(Extracted records)
-- start --
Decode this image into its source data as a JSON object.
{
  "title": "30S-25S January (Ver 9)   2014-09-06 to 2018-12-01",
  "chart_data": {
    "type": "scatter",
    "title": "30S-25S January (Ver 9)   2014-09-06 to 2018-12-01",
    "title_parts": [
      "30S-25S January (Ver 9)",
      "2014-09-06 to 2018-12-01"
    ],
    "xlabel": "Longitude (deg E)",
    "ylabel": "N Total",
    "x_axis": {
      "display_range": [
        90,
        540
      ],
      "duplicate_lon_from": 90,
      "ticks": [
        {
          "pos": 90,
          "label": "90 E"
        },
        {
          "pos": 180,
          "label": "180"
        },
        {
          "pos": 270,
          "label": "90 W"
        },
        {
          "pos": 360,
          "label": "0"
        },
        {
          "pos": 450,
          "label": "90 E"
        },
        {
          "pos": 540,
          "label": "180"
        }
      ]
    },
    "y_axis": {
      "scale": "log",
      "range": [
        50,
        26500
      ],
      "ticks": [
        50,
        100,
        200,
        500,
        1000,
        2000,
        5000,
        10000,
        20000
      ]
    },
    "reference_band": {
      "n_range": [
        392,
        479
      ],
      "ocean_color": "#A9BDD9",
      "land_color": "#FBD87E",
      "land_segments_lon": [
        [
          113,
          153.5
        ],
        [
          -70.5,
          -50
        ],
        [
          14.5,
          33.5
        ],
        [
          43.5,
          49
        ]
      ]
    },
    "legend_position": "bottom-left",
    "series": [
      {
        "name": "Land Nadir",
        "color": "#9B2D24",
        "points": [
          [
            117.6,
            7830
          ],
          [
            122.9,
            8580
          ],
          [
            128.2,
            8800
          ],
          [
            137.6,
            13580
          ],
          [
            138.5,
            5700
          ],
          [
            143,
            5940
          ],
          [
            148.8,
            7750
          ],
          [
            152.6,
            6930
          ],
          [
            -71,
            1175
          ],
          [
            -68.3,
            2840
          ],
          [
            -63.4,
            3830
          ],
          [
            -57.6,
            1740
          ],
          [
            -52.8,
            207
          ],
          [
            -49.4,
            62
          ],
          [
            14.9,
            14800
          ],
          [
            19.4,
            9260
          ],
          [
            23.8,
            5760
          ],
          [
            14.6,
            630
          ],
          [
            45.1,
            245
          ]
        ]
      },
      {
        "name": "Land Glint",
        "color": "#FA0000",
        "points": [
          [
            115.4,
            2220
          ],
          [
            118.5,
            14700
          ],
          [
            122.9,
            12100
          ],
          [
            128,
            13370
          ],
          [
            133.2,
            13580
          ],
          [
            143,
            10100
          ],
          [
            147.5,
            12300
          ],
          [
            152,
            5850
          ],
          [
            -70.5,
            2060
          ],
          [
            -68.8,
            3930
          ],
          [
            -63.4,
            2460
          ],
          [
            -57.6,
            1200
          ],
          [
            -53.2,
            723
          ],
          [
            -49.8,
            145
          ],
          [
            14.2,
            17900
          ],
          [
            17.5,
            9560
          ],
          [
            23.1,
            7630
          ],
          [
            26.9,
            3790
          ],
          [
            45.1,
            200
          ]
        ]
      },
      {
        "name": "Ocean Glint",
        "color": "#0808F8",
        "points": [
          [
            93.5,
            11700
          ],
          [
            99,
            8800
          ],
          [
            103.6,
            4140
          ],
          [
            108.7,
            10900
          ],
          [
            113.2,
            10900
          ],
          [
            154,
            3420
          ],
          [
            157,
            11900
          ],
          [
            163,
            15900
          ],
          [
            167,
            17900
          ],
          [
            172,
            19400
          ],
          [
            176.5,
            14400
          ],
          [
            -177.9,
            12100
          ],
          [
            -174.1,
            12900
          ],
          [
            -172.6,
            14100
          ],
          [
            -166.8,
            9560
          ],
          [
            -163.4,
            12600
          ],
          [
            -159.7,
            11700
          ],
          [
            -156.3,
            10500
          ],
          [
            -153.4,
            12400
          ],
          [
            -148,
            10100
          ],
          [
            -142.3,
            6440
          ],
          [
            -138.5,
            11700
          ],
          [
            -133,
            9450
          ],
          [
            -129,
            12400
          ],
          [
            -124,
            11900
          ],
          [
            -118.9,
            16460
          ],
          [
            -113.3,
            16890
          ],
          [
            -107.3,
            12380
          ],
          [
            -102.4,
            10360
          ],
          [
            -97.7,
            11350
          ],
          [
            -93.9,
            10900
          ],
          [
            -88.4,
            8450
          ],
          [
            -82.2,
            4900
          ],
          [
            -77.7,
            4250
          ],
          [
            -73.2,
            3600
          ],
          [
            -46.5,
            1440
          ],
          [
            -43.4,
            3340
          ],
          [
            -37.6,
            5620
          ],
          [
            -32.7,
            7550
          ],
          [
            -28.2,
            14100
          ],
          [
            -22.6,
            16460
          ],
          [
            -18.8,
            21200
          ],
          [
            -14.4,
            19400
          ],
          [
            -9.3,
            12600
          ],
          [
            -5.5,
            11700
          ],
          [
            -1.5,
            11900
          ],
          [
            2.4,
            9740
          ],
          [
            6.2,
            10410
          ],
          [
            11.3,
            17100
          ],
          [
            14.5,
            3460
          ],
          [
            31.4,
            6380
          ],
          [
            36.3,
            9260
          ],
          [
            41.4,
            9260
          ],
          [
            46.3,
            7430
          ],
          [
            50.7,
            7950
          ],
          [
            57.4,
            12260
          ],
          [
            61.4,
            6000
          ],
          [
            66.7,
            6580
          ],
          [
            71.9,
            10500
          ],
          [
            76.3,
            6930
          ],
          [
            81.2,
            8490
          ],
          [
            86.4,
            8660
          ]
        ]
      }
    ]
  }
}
-- end --
Stated task
Produce an exact copy of every entry above.

Answer to the exercise
Decode this image into its source data as a JSON object.
{
  "title": "30S-25S January (Ver 9)   2014-09-06 to 2018-12-01",
  "chart_data": {
    "type": "scatter",
    "title": "30S-25S January (Ver 9)   2014-09-06 to 2018-12-01",
    "title_parts": [
      "30S-25S January (Ver 9)",
      "2014-09-06 to 2018-12-01"
    ],
    "xlabel": "Longitude (deg E)",
    "ylabel": "N Total",
    "x_axis": {
      "display_range": [
        90,
        540
      ],
      "duplicate_lon_from": 90,
      "ticks": [
        {
          "pos": 90,
          "label": "90 E"
        },
        {
          "pos": 180,
          "label": "180"
        },
        {
          "pos": 270,
          "label": "90 W"
        },
        {
          "pos": 360,
          "label": "0"
        },
        {
          "pos": 450,
          "label": "90 E"
        },
        {
          "pos": 540,
          "label": "180"
        }
      ]
    },
    "y_axis": {
      "scale": "log",
      "range": [
        50,
        26500
      ],
      "ticks": [
        50,
        100,
        200,
        500,
        1000,
        2000,
        5000,
        10000,
        20000
      ]
    },
    "reference_band": {
      "n_range": [
        392,
        479
      ],
      "ocean_color": "#A9BDD9",
      "land_color": "#FBD87E",
      "land_segments_lon": [
        [
          113,
          153.5
        ],
        [
          -70.5,
          -50
        ],
        [
          14.5,
          33.5
        ],
        [
          43.5,
          49
        ]
      ]
    },
    "legend_position": "bottom-left",
    "series": [
      {
        "name": "Land Nadir",
        "color": "#9B2D24",
        "points": [
          [
            117.6,
            7830
          ],
          [
            122.9,
            8580
          ],
          [
            128.2,
            8800
          ],
          [
            137.6,
            13580
          ],
          [
            138.5,
            5700
          ],
          [
            143,
            5940
          ],
          [
            148.8,
            7750
          ],
          [
            152.6,
            6930
          ],
          [
            -71,
            1175
          ],
          [
            -68.3,
            2840
          ],
          [
            -63.4,
            3830
          ],
          [
            -57.6,
            1740
          ],
          [
            -52.8,
            207
          ],
          [
            -49.4,
            62
          ],
          [
            14.9,
            14800
          ],
          [
            19.4,
            9260
          ],
          [
            23.8,
            5760
          ],
          [
            14.6,
            630
          ],
          [
            45.1,
            245
          ]
        ]
      },
      {
        "name": "Land Glint",
        "color": "#FA0000",
        "points": [
          [
            115.4,
            2220
          ],
          [
            118.5,
            14700
          ],
          [
            122.9,
            12100
          ],
          [
            128,
            13370
          ],
          [
            133.2,
            13580
          ],
          [
            143,
            10100
          ],
          [
            147.5,
            12300
          ],
          [
            152,
            5850
          ],
          [
            -70.5,
            2060
          ],
          [
            -68.8,
            3930
          ],
          [
            -63.4,
            2460
          ],
          [
            -57.6,
            1200
          ],
          [
            -53.2,
            723
          ],
          [
            -49.8,
            145
          ],
          [
            14.2,
            17900
          ],
          [
            17.5,
            9560
          ],
          [
            23.1,
            7630
          ],
          [
            26.9,
            3790
          ],
          [
            45.1,
            200
          ]
        ]
      },
      {
        "name": "Ocean Glint",
        "color": "#0808F8",
        "points": [
          [
            93.5,
            11700
          ],
          [
            99,
            8800
          ],
          [
            103.6,
            4140
          ],
          [
            108.7,
            10900
          ],
          [
            113.2,
            10900
          ],
          [
            154,
            3420
          ],
          [
            157,
            11900
          ],
          [
            163,
            15900
          ],
          [
            167,
            17900
          ],
          [
            172,
            19400
          ],
          [
            176.5,
            14400
          ],
          [
            -177.9,
            12100
          ],
          [
            -174.1,
            12900
          ],
          [
            -172.6,
            14100
          ],
          [
            -166.8,
            9560
          ],
          [
            -163.4,
            12600
          ],
          [
            -159.7,
            11700
          ],
          [
            -156.3,
            10500
          ],
          [
            -153.4,
            12400
          ],
          [
            -148,
            10100
          ],
          [
            -142.3,
            6440
          ],
          [
            -138.5,
            11700
          ],
          [
            -133,
            9450
          ],
          [
            -129,
            12400
          ],
          [
            -124,
            11900
          ],
          [
            -118.9,
            16460
          ],
          [
            -113.3,
            16890
          ],
          [
            -107.3,
            12380
          ],
          [
            -102.4,
            10360
          ],
          [
            -97.7,
            11350
          ],
          [
            -93.9,
            10900
          ],
          [
            -88.4,
            8450
          ],
          [
            -82.2,
            4900
          ],
          [
            -77.7,
            4250
          ],
          [
            -73.2,
            3600
          ],
          [
            -46.5,
            1440
          ],
          [
            -43.4,
            3340
          ],
          [
            -37.6,
            5620
          ],
          [
            -32.7,
            7550
          ],
          [
            -28.2,
            14100
          ],
          [
            -22.6,
            16460
          ],
          [
            -18.8,
            21200
          ],
          [
            -14.4,
            19400
          ],
          [
            -9.3,
            12600
          ],
          [
            -5.5,
            11700
          ],
          [
            -1.5,
            11900
          ],
          [
            2.4,
            9740
          ],
          [
            6.2,
            10410
          ],
          [
            11.3,
            17100
          ],
          [
            14.5,
            3460
          ],
          [
            31.4,
            6380
          ],
          [
            36.3,
            9260
          ],
          [
            41.4,
            9260
          ],
          [
            46.3,
            7430
          ],
          [
            50.7,
            7950
          ],
          [
            57.4,
            12260
          ],
          [
            61.4,
            6000
          ],
          [
            66.7,
            6580
          ],
          [
            71.9,
            10500
          ],
          [
            76.3,
            6930
          ],
          [
            81.2,
            8490
          ],
          [
            86.4,
            8660
          ]
        ]
      }
    ]
  }
}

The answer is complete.